§ Directions for this task: Gather all lines with "text" from the records.

═════ Records supplied ═════

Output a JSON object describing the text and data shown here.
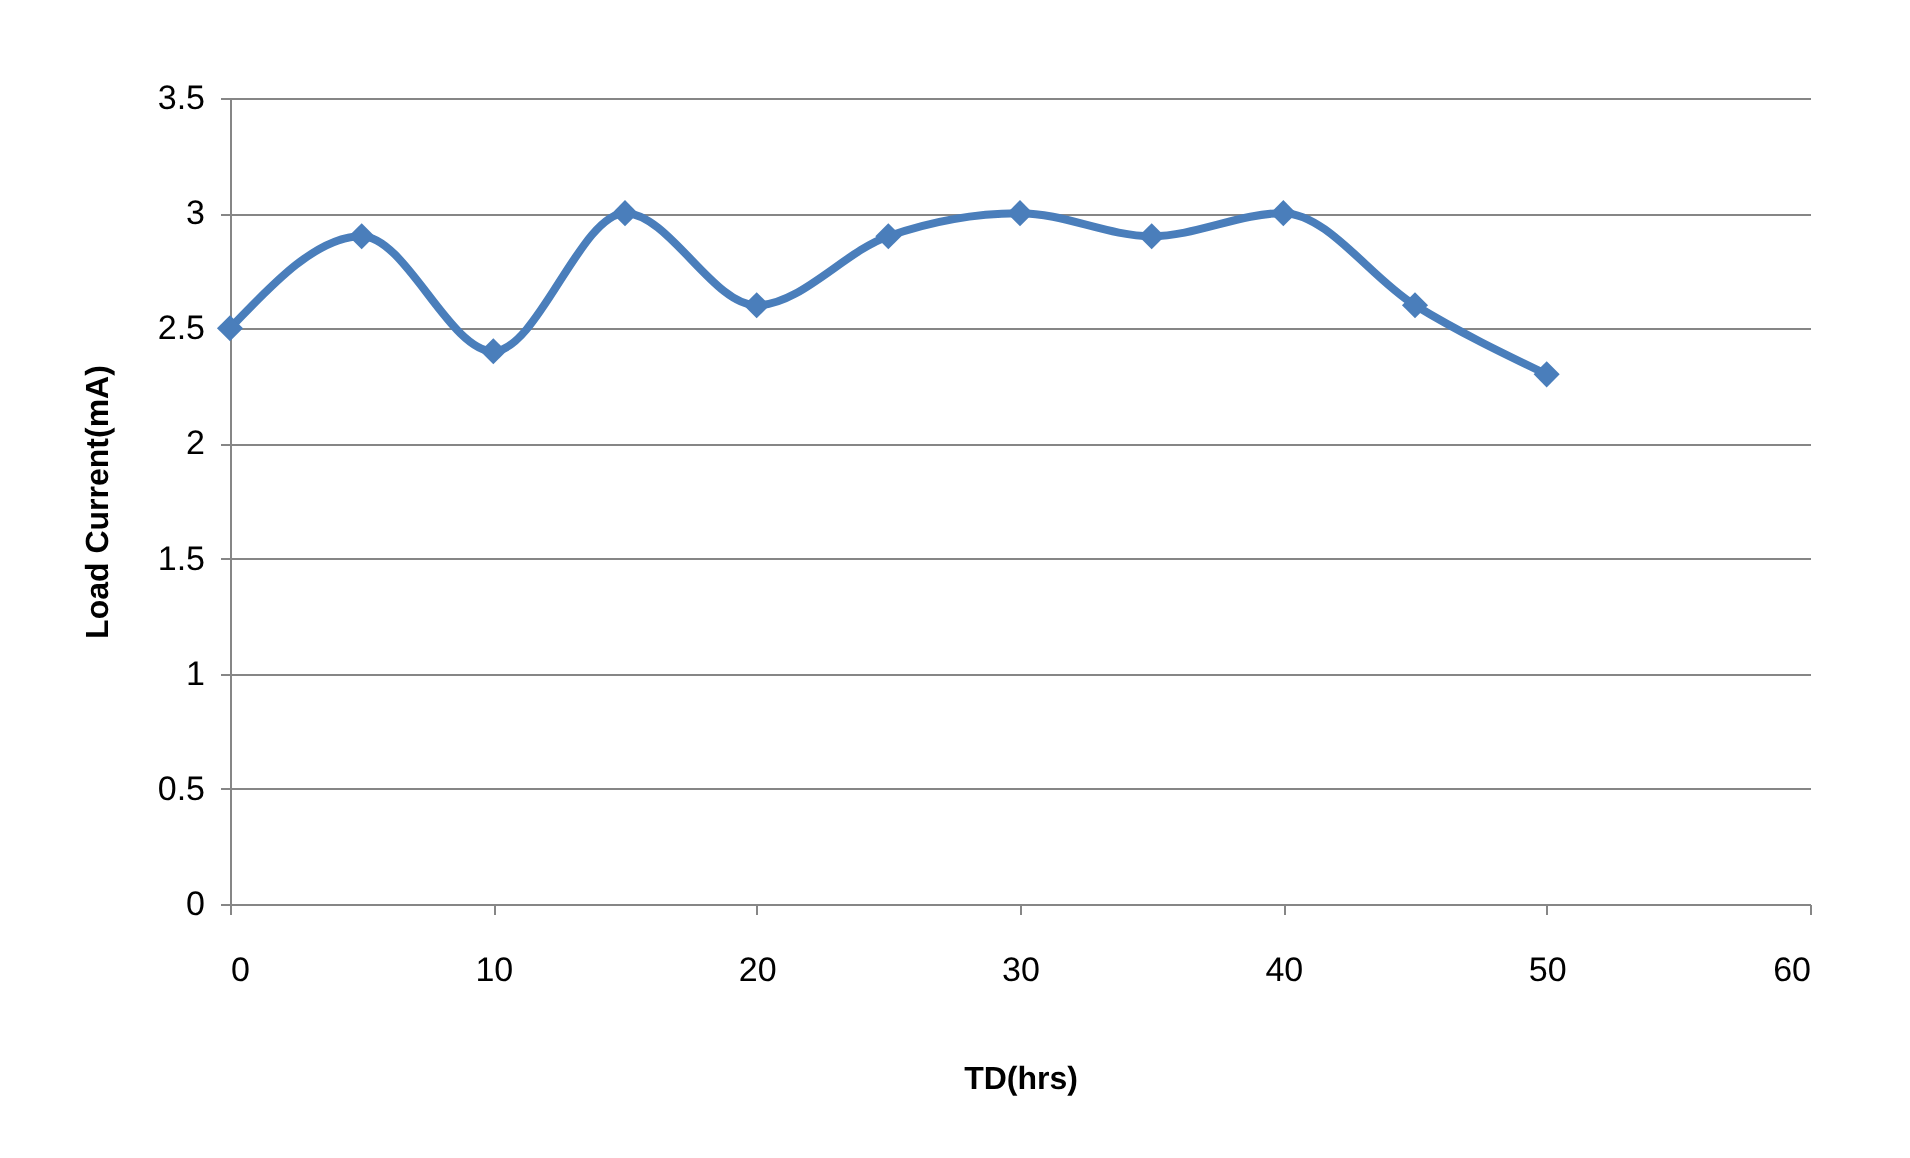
{
  "chart_data": {
    "type": "line",
    "xlabel": "TD(hrs)",
    "ylabel": "Load Current(mA)",
    "x": [
      0,
      5,
      10,
      15,
      20,
      25,
      30,
      35,
      40,
      45,
      50
    ],
    "series": [
      {
        "color": "#4a7ebb",
        "values": [
          2.5,
          2.9,
          2.4,
          3.0,
          2.6,
          2.9,
          3.0,
          2.9,
          3.0,
          2.6,
          2.3
        ]
      }
    ],
    "xlim": [
      0,
      60
    ],
    "xticks": [
      0,
      10,
      20,
      30,
      40,
      50,
      60
    ],
    "ylim": [
      0,
      3.5
    ],
    "yticks": [
      0,
      0.5,
      1,
      1.5,
      2,
      2.5,
      3,
      3.5
    ],
    "grid": "y",
    "marker": "diamond",
    "line_style": "solid"
  }
}
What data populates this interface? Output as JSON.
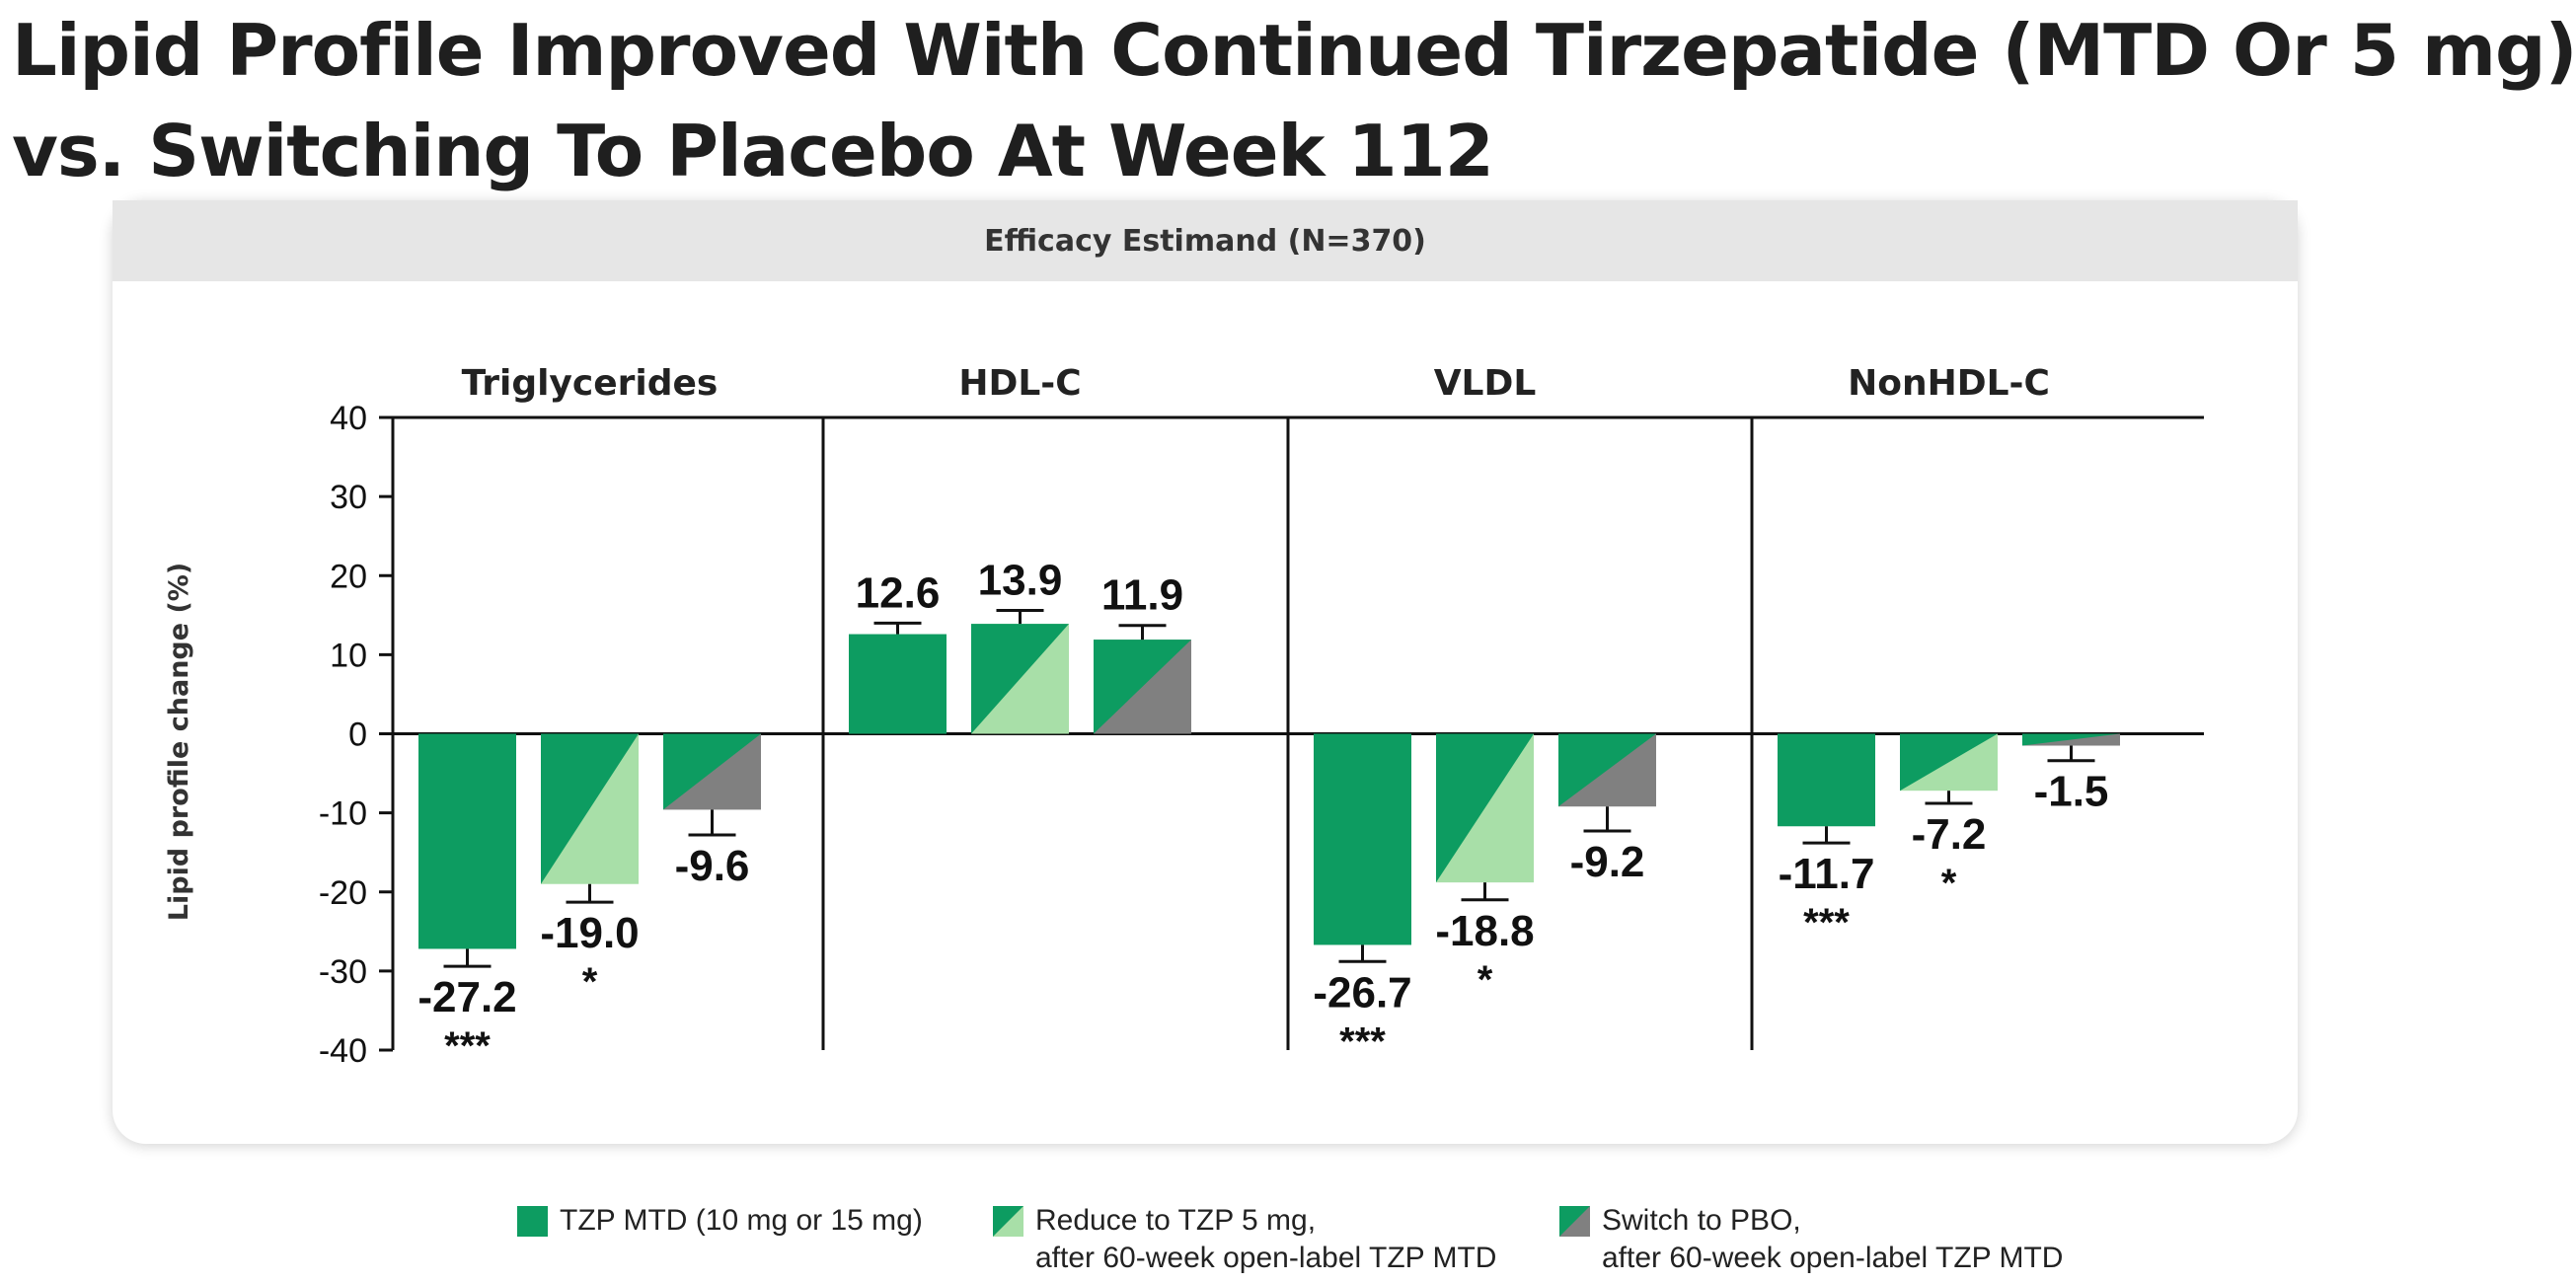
{
  "title": {
    "line1": "Lipid Profile Improved With Continued Tirzepatide (MTD Or 5 mg)",
    "line2": "vs. Switching To Placebo At Week 112"
  },
  "panel": {
    "header": "Efficacy Estimand (N=370)"
  },
  "colors": {
    "dark_green": "#0d9c61",
    "light_green": "#a8dfa8",
    "gray": "#808080",
    "axis": "#111111",
    "text": "#111111"
  },
  "chart_data": {
    "type": "bar",
    "ylabel": "Lipid profile change (%)",
    "ylim": [
      -40,
      40
    ],
    "yticks": [
      40,
      30,
      20,
      10,
      0,
      -10,
      -20,
      -30,
      -40
    ],
    "categories": [
      "Triglycerides",
      "HDL-C",
      "VLDL",
      "NonHDL-C"
    ],
    "series": [
      {
        "name": "TZP MTD (10 mg or 15 mg)",
        "values": [
          -27.2,
          12.6,
          -26.7,
          -11.7
        ],
        "labels": [
          "-27.2",
          "12.6",
          "-26.7",
          "-11.7"
        ],
        "significance": [
          "***",
          "",
          "***",
          "***"
        ],
        "error": [
          2.2,
          1.4,
          2.1,
          2.1
        ]
      },
      {
        "name": "Reduce to TZP 5 mg, after 60-week open-label TZP MTD",
        "values": [
          -19.0,
          13.9,
          -18.8,
          -7.2
        ],
        "labels": [
          "-19.0",
          "13.9",
          "-18.8",
          "-7.2"
        ],
        "significance": [
          "*",
          "",
          "*",
          "*"
        ],
        "error": [
          2.3,
          1.7,
          2.2,
          1.6
        ]
      },
      {
        "name": "Switch to PBO, after 60-week open-label TZP MTD",
        "values": [
          -9.6,
          11.9,
          -9.2,
          -1.5
        ],
        "labels": [
          "-9.6",
          "11.9",
          "-9.2",
          "-1.5"
        ],
        "significance": [
          "",
          "",
          "",
          ""
        ],
        "error": [
          3.2,
          1.8,
          3.1,
          1.9
        ]
      }
    ]
  },
  "legend": [
    {
      "line1": "TZP MTD (10 mg or 15 mg)",
      "line2": ""
    },
    {
      "line1": "Reduce to TZP 5 mg,",
      "line2": "after 60-week open-label TZP MTD"
    },
    {
      "line1": "Switch to PBO,",
      "line2": "after 60-week open-label TZP MTD"
    }
  ]
}
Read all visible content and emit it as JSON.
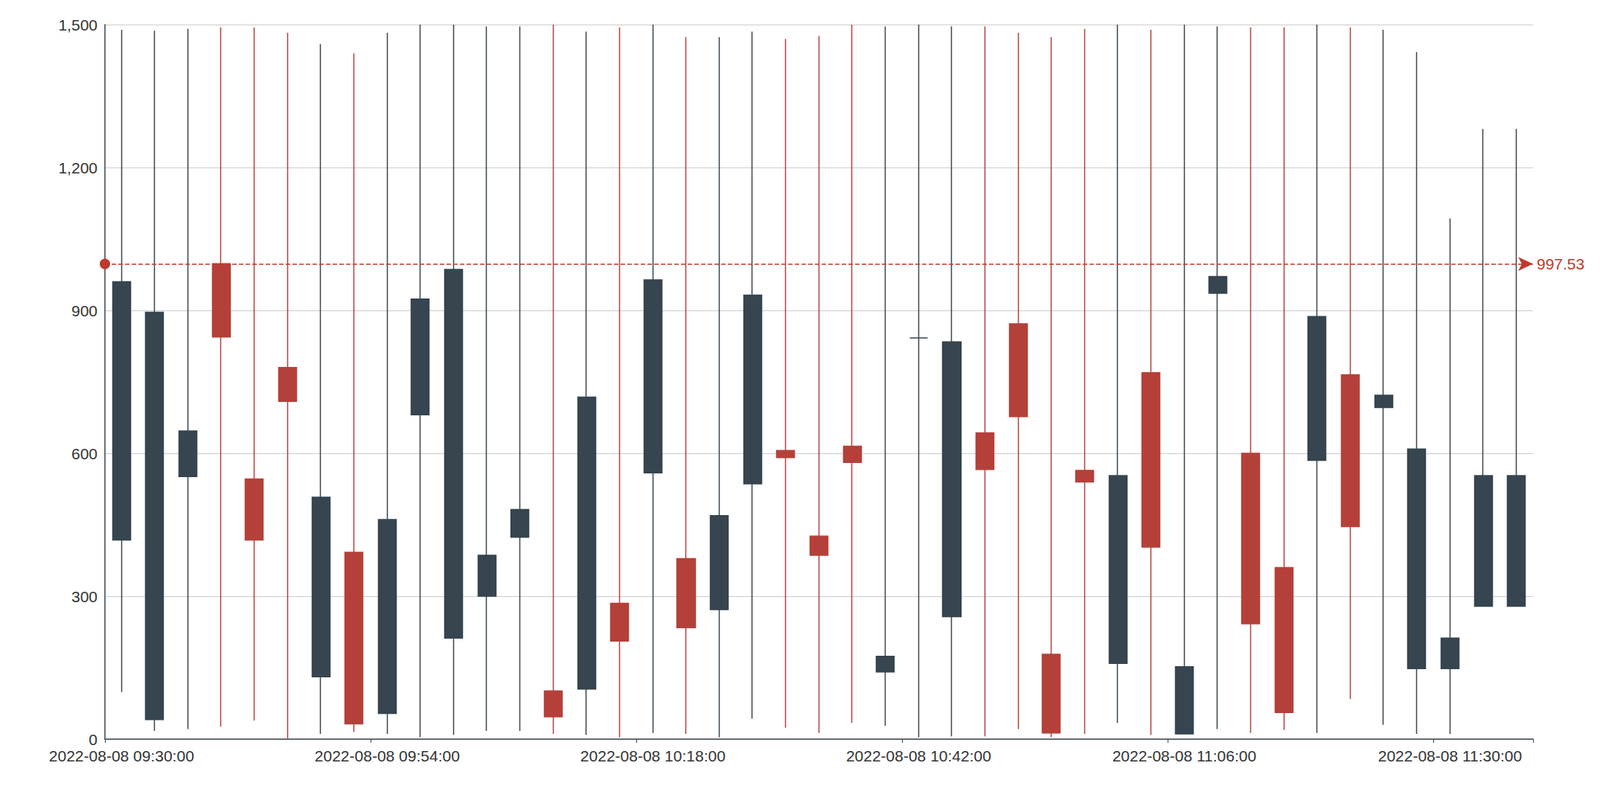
{
  "chart_data": {
    "type": "candlestick",
    "categories": [
      "2022-08-08 09:30:00",
      null,
      null,
      null,
      null,
      null,
      null,
      null,
      "2022-08-08 09:54:00",
      null,
      null,
      null,
      null,
      null,
      null,
      null,
      "2022-08-08 10:18:00",
      null,
      null,
      null,
      null,
      null,
      null,
      null,
      "2022-08-08 10:42:00",
      null,
      null,
      null,
      null,
      null,
      null,
      null,
      "2022-08-08 11:06:00",
      null,
      null,
      null,
      null,
      null,
      null,
      null,
      "2022-08-08 11:30:00",
      null,
      null
    ],
    "open": [
      418,
      41,
      551,
      998,
      546,
      780,
      131,
      392,
      54,
      681,
      212,
      300,
      424,
      101,
      105,
      285,
      559,
      379,
      272,
      536,
      606,
      426,
      615,
      141,
      842,
      257,
      643,
      872,
      178,
      564,
      159,
      769,
      11,
      936,
      600,
      360,
      585,
      765,
      696,
      148,
      148,
      279,
      279
    ],
    "close": [
      960,
      896,
      647,
      844,
      418,
      709,
      508,
      32,
      461,
      924,
      986,
      386,
      482,
      47,
      718,
      206,
      964,
      234,
      469,
      932,
      591,
      386,
      581,
      174,
      842,
      834,
      566,
      677,
      13,
      540,
      553,
      403,
      152,
      971,
      242,
      56,
      887,
      446,
      722,
      609,
      212,
      553,
      553
    ],
    "low": [
      99,
      17,
      21,
      26,
      39,
      0,
      11,
      15,
      11,
      4,
      9,
      17,
      17,
      11,
      9,
      4,
      13,
      11,
      4,
      43,
      24,
      13,
      34,
      28,
      4,
      6,
      6,
      21,
      4,
      11,
      34,
      9,
      11,
      21,
      13,
      19,
      13,
      84,
      30,
      11,
      11,
      279,
      279
    ],
    "high": [
      1489,
      1487,
      1491,
      1494,
      1494,
      1483,
      1459,
      1440,
      1483,
      1500,
      1500,
      1496,
      1496,
      1500,
      1485,
      1494,
      1500,
      1474,
      1474,
      1485,
      1470,
      1476,
      1500,
      1496,
      1500,
      1496,
      1496,
      1483,
      1474,
      1491,
      1500,
      1489,
      1500,
      1496,
      1494,
      1494,
      1500,
      1494,
      1489,
      1442,
      1093,
      1281,
      1281
    ],
    "colors": [
      "#36454f",
      "#36454f",
      "#36454f",
      "#b5403a",
      "#b5403a",
      "#b5403a",
      "#36454f",
      "#b5403a",
      "#36454f",
      "#36454f",
      "#36454f",
      "#36454f",
      "#36454f",
      "#b5403a",
      "#36454f",
      "#b5403a",
      "#36454f",
      "#b5403a",
      "#36454f",
      "#36454f",
      "#b5403a",
      "#b5403a",
      "#b5403a",
      "#36454f",
      "#36454f",
      "#36454f",
      "#b5403a",
      "#b5403a",
      "#b5403a",
      "#b5403a",
      "#36454f",
      "#b5403a",
      "#36454f",
      "#36454f",
      "#b5403a",
      "#b5403a",
      "#36454f",
      "#b5403a",
      "#36454f",
      "#36454f",
      "#36454f",
      "#36454f",
      "#36454f"
    ],
    "reference_line": 997.53,
    "reference_color": "#c0392b",
    "ylim": [
      0,
      1500
    ],
    "yticks": [
      0,
      300,
      600,
      900,
      {
        "value": 1200,
        "label": "1,200"
      },
      {
        "value": 1500,
        "label": "1,500"
      }
    ],
    "grid": true
  }
}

═════

§ Task solution:
Output a JSON object describing the text and data shown here.
    "text": "#111111"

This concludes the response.